▸ **Records supplied**:
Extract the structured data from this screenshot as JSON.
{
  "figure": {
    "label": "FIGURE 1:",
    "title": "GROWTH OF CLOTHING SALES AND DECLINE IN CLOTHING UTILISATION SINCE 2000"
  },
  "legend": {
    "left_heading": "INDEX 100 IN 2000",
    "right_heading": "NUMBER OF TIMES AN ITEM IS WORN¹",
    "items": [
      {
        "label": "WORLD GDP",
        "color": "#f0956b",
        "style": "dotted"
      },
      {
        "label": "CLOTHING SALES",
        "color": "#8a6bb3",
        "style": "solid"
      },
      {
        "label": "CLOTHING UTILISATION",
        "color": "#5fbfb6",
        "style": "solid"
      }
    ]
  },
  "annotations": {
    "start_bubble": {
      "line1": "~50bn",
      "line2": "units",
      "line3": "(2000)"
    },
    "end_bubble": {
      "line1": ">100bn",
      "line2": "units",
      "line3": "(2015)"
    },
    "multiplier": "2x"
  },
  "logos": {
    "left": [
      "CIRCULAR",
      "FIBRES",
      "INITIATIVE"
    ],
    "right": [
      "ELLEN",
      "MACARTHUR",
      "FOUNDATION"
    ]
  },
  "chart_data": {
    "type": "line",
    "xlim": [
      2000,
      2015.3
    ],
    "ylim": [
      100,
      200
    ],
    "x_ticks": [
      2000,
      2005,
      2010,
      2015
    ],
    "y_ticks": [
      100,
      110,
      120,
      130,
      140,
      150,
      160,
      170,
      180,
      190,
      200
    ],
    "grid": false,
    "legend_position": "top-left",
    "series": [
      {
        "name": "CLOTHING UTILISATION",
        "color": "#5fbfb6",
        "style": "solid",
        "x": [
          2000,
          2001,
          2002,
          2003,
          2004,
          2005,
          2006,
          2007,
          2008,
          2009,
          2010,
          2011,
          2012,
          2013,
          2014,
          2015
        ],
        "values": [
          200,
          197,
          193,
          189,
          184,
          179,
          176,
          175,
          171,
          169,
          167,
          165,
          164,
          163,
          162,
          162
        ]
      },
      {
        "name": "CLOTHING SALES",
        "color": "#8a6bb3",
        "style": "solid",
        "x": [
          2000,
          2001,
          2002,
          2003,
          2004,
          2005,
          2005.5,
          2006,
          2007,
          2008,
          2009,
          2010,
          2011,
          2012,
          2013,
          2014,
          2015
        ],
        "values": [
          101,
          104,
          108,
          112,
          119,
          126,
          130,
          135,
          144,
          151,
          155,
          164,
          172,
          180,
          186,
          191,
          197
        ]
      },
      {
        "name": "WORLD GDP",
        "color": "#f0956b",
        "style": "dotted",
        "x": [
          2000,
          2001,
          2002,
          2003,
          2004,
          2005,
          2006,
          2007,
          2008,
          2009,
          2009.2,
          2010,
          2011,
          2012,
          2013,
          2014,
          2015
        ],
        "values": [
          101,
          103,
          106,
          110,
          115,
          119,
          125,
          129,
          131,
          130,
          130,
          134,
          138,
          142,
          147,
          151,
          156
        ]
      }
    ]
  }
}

▸ **Description of the task**:
All of the data must be returned exactly.

▸ **Output for this exercise**:
Extract the structured data from this screenshot as JSON.
{
  "figure": {
    "label": "FIGURE 1:",
    "title": "GROWTH OF CLOTHING SALES AND DECLINE IN CLOTHING UTILISATION SINCE 2000"
  },
  "legend": {
    "left_heading": "INDEX 100 IN 2000",
    "right_heading": "NUMBER OF TIMES AN ITEM IS WORN¹",
    "items": [
      {
        "label": "WORLD GDP",
        "color": "#f0956b",
        "style": "dotted"
      },
      {
        "label": "CLOTHING SALES",
        "color": "#8a6bb3",
        "style": "solid"
      },
      {
        "label": "CLOTHING UTILISATION",
        "color": "#5fbfb6",
        "style": "solid"
      }
    ]
  },
  "annotations": {
    "start_bubble": {
      "line1": "~50bn",
      "line2": "units",
      "line3": "(2000)"
    },
    "end_bubble": {
      "line1": ">100bn",
      "line2": "units",
      "line3": "(2015)"
    },
    "multiplier": "2x"
  },
  "logos": {
    "left": [
      "CIRCULAR",
      "FIBRES",
      "INITIATIVE"
    ],
    "right": [
      "ELLEN",
      "MACARTHUR",
      "FOUNDATION"
    ]
  },
  "chart_data": {
    "type": "line",
    "xlim": [
      2000,
      2015.3
    ],
    "ylim": [
      100,
      200
    ],
    "x_ticks": [
      2000,
      2005,
      2010,
      2015
    ],
    "y_ticks": [
      100,
      110,
      120,
      130,
      140,
      150,
      160,
      170,
      180,
      190,
      200
    ],
    "grid": false,
    "legend_position": "top-left",
    "series": [
      {
        "name": "CLOTHING UTILISATION",
        "color": "#5fbfb6",
        "style": "solid",
        "x": [
          2000,
          2001,
          2002,
          2003,
          2004,
          2005,
          2006,
          2007,
          2008,
          2009,
          2010,
          2011,
          2012,
          2013,
          2014,
          2015
        ],
        "values": [
          200,
          197,
          193,
          189,
          184,
          179,
          176,
          175,
          171,
          169,
          167,
          165,
          164,
          163,
          162,
          162
        ]
      },
      {
        "name": "CLOTHING SALES",
        "color": "#8a6bb3",
        "style": "solid",
        "x": [
          2000,
          2001,
          2002,
          2003,
          2004,
          2005,
          2005.5,
          2006,
          2007,
          2008,
          2009,
          2010,
          2011,
          2012,
          2013,
          2014,
          2015
        ],
        "values": [
          101,
          104,
          108,
          112,
          119,
          126,
          130,
          135,
          144,
          151,
          155,
          164,
          172,
          180,
          186,
          191,
          197
        ]
      },
      {
        "name": "WORLD GDP",
        "color": "#f0956b",
        "style": "dotted",
        "x": [
          2000,
          2001,
          2002,
          2003,
          2004,
          2005,
          2006,
          2007,
          2008,
          2009,
          2009.2,
          2010,
          2011,
          2012,
          2013,
          2014,
          2015
        ],
        "values": [
          101,
          103,
          106,
          110,
          115,
          119,
          125,
          129,
          131,
          130,
          130,
          134,
          138,
          142,
          147,
          151,
          156
        ]
      }
    ]
  }
}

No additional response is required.